Instructions for the task.
Select the lines below containing the word "grid".

[Figure collection entries]
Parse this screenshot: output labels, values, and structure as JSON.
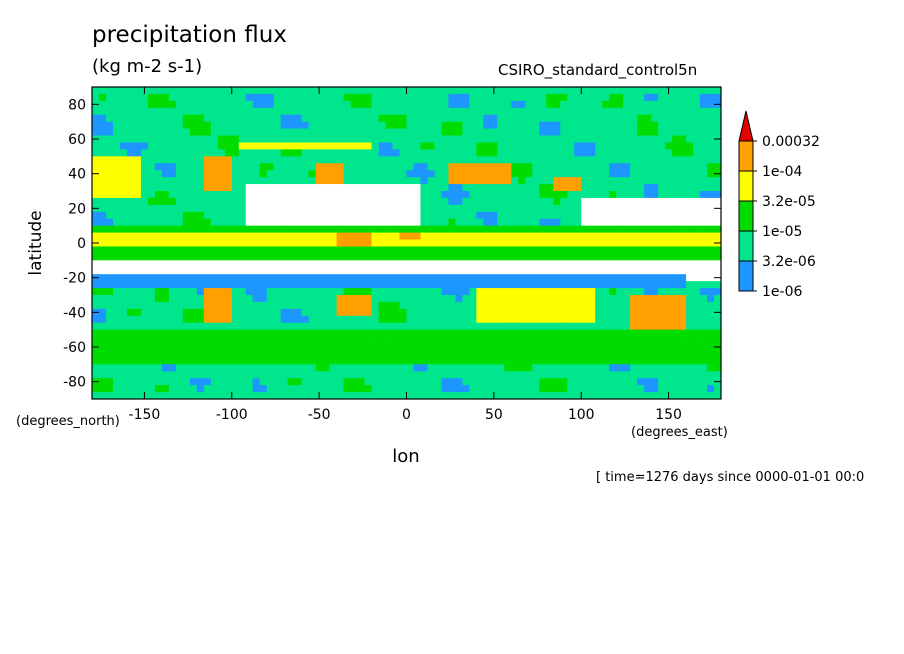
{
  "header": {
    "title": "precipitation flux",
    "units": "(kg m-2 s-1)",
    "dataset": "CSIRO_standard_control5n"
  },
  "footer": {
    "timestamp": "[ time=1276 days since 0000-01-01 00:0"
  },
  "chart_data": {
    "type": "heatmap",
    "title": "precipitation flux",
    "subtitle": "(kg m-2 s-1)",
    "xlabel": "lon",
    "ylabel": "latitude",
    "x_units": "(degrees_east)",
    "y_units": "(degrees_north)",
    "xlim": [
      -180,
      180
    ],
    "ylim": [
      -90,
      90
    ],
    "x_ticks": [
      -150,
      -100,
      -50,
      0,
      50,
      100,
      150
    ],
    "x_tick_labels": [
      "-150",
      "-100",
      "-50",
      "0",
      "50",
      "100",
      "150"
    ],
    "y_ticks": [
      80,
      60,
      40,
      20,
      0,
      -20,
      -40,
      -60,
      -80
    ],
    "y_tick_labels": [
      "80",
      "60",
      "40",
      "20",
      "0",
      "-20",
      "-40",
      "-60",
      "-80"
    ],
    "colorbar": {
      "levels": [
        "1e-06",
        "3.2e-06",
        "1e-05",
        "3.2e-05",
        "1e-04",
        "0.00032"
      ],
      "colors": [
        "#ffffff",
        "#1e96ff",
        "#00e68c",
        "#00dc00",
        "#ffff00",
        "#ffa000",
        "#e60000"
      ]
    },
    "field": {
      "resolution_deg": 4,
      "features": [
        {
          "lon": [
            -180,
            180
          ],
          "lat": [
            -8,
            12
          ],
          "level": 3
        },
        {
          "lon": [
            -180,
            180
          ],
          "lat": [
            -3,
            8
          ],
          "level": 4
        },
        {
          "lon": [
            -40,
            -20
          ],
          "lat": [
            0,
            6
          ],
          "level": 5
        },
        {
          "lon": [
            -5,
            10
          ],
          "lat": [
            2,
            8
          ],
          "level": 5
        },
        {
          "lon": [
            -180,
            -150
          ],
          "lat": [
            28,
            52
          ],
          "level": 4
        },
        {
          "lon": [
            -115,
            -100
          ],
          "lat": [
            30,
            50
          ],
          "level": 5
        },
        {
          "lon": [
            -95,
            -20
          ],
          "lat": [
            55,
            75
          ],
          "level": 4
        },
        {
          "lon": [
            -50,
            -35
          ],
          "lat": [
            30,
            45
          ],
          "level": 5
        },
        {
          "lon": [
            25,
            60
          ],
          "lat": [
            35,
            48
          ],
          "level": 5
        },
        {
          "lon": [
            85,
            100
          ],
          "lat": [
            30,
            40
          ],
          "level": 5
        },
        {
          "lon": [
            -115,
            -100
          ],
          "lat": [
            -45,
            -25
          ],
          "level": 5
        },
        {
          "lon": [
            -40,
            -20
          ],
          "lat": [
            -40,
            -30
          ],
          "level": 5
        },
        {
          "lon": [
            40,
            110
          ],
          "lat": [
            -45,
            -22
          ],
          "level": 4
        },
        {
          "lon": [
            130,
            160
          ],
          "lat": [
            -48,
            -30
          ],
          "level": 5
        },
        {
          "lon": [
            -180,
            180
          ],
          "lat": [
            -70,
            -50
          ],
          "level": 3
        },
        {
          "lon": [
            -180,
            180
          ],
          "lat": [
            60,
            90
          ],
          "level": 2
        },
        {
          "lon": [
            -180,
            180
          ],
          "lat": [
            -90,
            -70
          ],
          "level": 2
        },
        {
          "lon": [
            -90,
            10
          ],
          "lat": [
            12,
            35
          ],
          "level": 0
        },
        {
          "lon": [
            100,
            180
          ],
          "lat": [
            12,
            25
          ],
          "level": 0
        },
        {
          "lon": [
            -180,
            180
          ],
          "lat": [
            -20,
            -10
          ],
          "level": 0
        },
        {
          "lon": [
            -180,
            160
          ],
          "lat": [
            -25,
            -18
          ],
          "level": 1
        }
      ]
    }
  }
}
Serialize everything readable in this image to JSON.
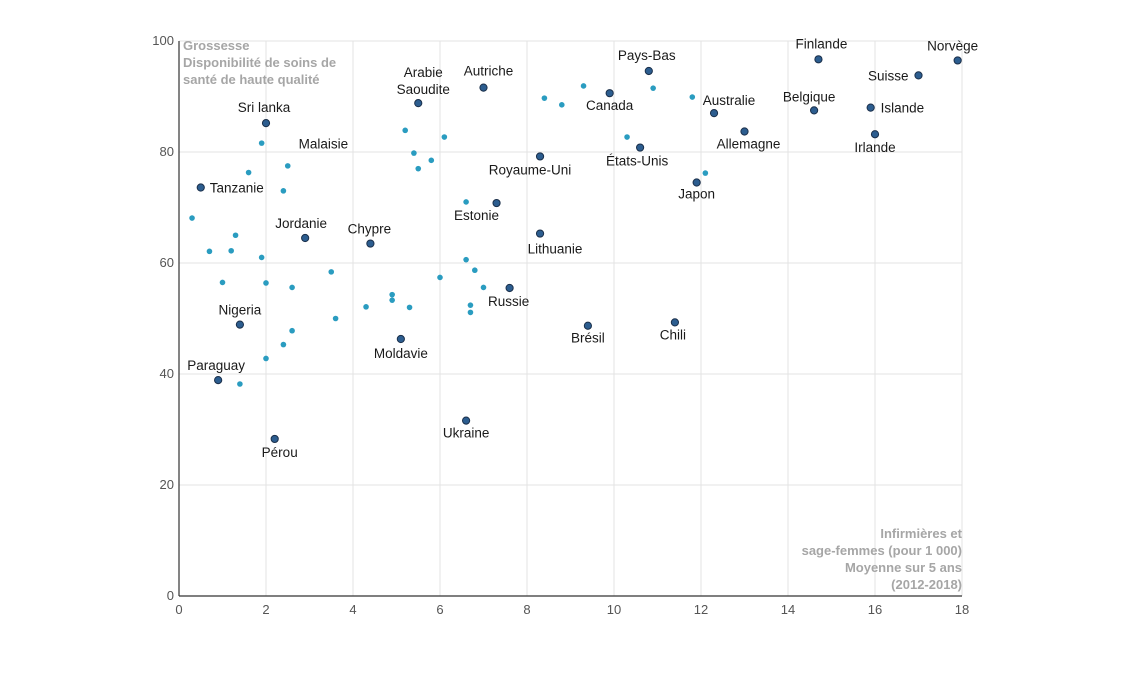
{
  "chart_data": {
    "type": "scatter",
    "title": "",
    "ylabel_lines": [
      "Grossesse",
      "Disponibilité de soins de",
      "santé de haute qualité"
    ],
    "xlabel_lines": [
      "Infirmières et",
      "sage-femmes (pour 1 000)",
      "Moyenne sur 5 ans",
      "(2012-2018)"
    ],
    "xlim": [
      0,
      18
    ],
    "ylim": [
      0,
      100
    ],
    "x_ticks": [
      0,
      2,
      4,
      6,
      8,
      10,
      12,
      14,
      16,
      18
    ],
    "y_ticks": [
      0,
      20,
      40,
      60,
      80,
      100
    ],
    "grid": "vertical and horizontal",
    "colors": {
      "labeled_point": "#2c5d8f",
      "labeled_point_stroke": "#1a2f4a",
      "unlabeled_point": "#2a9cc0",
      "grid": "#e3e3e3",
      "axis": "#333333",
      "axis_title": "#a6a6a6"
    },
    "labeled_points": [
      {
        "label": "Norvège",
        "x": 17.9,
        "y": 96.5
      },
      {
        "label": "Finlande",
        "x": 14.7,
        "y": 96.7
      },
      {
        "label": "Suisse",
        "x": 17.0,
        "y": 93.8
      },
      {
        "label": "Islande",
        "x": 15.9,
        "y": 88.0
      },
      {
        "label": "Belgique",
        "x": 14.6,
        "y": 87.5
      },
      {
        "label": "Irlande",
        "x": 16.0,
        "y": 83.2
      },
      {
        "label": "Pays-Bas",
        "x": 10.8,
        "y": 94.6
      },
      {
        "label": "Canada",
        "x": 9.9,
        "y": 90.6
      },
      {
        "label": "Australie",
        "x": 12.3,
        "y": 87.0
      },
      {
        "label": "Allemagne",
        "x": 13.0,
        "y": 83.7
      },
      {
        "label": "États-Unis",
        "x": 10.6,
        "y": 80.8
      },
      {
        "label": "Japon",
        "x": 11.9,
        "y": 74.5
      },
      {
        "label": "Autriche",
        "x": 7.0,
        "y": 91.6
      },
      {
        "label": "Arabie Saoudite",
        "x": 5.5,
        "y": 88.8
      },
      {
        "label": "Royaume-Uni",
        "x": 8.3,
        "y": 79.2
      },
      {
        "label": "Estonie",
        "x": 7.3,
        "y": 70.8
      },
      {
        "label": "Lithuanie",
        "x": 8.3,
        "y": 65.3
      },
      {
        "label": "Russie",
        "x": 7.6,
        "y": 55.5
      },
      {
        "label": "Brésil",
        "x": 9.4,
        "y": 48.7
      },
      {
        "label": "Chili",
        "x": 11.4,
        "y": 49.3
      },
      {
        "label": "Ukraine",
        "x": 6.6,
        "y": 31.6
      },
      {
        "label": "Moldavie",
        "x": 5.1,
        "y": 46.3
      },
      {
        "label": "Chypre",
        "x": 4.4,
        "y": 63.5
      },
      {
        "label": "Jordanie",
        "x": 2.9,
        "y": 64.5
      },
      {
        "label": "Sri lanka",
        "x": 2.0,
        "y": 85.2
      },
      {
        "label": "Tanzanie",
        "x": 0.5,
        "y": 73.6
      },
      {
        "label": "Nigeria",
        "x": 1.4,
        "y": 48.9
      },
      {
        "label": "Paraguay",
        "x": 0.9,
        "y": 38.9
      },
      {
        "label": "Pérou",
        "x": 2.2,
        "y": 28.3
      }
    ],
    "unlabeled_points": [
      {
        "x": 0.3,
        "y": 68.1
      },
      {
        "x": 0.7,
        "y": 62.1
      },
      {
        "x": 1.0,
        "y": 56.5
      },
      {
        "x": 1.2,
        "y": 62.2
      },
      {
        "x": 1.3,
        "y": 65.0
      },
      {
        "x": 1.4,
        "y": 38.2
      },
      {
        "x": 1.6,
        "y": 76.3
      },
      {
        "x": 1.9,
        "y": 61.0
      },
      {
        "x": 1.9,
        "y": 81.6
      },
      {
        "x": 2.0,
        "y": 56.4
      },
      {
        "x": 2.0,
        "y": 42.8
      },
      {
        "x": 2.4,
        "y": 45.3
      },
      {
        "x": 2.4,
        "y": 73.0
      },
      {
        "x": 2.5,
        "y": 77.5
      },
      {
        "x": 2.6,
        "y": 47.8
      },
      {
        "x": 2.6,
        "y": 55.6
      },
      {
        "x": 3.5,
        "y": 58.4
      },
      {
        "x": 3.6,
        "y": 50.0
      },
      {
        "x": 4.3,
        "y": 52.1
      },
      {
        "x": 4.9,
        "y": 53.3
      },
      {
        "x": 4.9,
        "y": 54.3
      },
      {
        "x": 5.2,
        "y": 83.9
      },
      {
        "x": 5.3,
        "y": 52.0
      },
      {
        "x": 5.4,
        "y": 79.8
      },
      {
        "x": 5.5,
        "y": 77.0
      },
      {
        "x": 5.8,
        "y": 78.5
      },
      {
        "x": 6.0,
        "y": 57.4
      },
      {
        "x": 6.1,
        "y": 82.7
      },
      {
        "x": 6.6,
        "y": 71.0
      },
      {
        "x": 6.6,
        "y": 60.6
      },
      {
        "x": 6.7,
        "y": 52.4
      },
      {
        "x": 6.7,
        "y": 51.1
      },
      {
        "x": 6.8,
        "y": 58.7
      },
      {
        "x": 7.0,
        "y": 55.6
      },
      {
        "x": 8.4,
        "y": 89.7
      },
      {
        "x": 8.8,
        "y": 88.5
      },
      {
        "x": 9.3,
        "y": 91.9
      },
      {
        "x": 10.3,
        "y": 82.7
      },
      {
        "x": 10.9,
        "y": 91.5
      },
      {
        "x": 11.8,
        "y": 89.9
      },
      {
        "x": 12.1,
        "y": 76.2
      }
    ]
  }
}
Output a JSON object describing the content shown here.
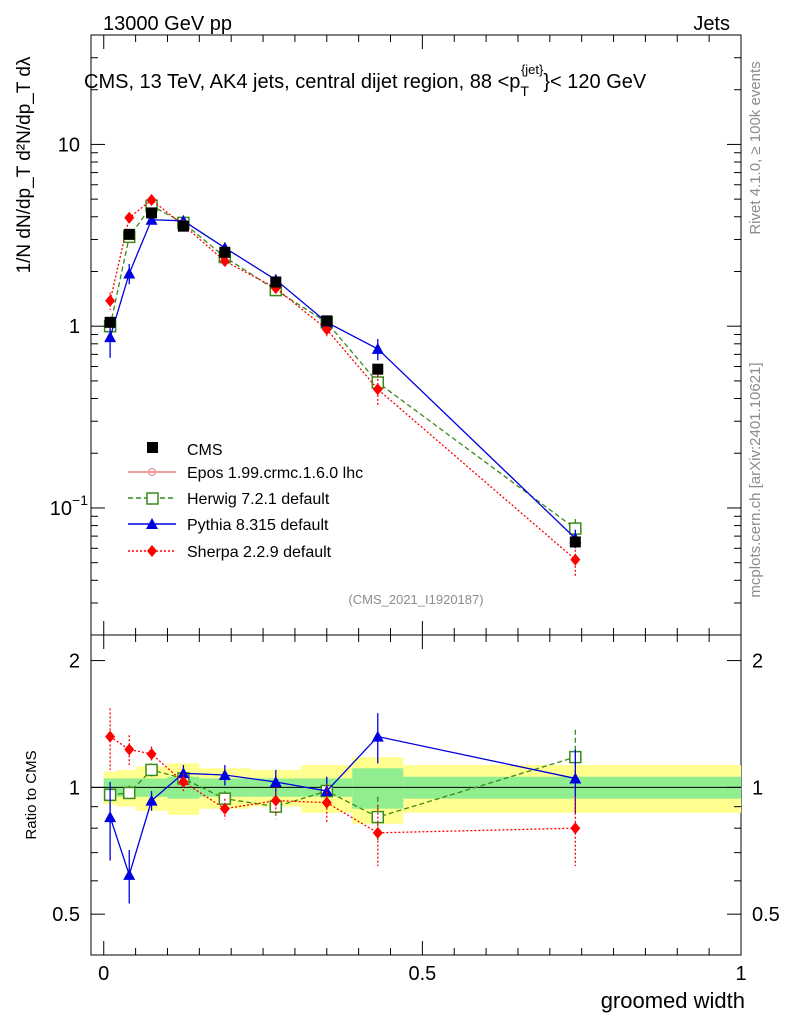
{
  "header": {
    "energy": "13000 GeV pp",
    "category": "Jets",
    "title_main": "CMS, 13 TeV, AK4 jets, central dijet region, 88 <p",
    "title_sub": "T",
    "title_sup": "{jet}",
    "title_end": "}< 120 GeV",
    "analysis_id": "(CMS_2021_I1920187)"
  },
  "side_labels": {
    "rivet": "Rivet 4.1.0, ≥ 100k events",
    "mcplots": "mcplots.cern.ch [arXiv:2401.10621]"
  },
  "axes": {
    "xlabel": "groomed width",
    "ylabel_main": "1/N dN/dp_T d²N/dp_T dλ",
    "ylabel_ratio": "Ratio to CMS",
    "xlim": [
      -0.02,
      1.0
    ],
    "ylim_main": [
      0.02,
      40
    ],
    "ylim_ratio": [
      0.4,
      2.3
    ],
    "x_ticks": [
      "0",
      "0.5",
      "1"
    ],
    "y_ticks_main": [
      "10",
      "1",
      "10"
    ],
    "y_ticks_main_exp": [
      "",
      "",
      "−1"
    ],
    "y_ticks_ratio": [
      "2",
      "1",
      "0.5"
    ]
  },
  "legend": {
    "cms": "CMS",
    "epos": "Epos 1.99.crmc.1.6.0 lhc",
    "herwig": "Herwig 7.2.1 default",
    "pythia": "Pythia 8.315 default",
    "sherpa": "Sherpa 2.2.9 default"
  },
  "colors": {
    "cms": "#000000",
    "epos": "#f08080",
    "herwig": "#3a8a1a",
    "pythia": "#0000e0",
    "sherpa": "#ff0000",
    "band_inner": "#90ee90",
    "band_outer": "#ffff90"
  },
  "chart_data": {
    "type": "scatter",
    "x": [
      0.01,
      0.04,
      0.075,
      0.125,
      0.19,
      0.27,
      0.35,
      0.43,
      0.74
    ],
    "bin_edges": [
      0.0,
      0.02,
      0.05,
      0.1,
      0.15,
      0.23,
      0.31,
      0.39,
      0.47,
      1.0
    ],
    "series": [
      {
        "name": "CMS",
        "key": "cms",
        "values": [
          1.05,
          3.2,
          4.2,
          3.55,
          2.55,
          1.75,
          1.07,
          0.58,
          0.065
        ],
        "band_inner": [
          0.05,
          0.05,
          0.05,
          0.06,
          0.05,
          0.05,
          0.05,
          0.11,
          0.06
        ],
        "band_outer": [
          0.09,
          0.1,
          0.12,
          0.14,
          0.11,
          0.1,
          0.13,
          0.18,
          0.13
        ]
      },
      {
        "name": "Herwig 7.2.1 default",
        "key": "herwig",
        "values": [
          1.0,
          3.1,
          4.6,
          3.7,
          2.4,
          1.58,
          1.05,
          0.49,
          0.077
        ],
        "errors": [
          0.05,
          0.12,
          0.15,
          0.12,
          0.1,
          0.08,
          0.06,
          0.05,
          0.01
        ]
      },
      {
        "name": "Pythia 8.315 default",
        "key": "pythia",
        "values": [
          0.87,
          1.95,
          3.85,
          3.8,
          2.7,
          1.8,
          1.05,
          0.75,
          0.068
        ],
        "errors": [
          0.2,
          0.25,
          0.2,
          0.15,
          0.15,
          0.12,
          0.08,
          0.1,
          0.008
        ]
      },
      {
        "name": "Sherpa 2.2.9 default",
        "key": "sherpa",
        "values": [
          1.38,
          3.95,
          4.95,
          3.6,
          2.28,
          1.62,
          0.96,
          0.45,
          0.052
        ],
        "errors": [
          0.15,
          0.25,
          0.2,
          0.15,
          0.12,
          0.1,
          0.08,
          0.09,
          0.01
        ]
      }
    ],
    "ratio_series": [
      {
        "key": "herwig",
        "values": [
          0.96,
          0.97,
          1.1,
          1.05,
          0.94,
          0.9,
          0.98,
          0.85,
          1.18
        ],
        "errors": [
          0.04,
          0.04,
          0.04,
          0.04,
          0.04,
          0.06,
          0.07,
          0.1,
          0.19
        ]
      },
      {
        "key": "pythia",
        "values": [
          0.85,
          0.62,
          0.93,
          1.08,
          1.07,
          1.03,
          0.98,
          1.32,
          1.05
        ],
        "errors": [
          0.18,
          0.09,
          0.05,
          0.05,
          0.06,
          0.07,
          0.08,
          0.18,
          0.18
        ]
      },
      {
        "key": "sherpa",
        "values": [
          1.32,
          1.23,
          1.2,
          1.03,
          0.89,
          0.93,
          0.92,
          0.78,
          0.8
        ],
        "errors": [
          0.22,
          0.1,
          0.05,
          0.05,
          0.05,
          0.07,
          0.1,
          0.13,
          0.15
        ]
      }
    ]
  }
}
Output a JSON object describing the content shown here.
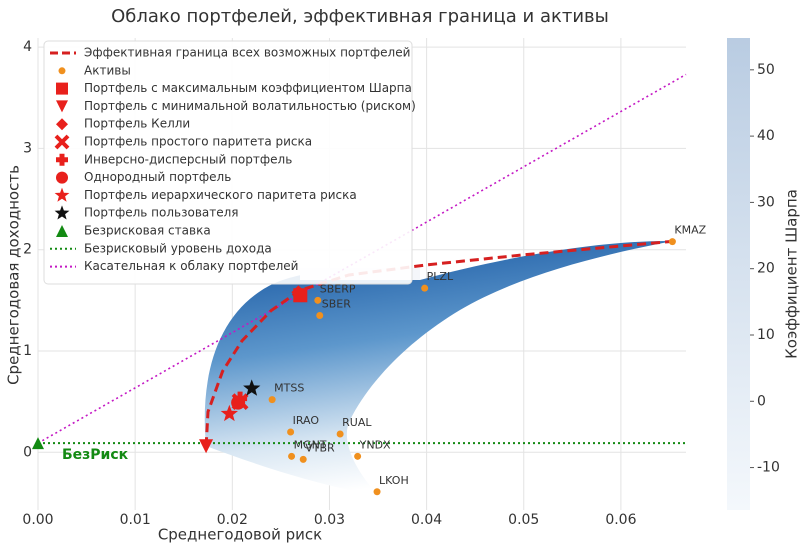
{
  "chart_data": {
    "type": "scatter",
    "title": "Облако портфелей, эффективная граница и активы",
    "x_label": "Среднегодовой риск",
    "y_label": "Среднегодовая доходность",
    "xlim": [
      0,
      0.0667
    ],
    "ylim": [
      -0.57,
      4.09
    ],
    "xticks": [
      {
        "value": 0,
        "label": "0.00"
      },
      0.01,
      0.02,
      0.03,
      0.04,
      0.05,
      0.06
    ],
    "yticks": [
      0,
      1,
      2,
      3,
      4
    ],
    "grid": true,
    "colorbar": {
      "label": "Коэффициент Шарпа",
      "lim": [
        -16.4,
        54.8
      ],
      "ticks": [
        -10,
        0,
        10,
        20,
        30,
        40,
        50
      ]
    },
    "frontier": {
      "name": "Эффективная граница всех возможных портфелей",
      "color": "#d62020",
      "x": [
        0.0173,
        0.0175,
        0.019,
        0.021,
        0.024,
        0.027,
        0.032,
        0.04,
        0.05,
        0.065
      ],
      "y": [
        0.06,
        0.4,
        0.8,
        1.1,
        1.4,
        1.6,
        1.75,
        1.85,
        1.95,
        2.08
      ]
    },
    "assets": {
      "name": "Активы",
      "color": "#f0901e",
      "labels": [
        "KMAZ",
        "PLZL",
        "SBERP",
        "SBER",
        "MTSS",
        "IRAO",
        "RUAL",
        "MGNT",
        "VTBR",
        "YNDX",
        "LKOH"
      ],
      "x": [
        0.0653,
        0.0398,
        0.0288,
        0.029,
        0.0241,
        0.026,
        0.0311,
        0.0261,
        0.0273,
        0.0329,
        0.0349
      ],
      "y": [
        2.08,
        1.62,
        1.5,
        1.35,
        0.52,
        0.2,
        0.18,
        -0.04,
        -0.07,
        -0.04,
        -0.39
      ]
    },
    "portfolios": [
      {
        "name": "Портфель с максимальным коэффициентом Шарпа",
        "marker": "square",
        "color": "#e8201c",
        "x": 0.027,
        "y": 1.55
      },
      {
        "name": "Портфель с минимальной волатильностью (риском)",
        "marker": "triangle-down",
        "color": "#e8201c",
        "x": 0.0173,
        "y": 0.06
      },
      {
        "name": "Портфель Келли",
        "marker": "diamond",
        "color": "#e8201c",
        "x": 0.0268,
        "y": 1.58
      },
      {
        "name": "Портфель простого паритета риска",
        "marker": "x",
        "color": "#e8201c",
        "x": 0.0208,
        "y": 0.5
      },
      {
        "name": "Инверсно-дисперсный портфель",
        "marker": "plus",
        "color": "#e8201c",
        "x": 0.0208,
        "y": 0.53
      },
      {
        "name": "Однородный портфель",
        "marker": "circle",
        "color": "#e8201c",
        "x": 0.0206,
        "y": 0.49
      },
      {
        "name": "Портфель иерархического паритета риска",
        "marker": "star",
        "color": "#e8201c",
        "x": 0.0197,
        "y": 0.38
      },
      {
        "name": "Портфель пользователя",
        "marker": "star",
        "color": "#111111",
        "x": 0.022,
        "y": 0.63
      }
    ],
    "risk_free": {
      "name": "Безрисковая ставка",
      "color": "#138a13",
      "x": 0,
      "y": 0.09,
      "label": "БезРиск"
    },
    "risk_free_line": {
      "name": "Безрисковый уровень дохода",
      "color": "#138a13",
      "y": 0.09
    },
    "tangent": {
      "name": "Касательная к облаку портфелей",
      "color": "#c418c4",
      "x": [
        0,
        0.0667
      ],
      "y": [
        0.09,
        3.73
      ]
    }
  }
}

Right answer.
    "grid": "vertical and horizontal",
      "grid": "#e3e3e3",
    "grid": true,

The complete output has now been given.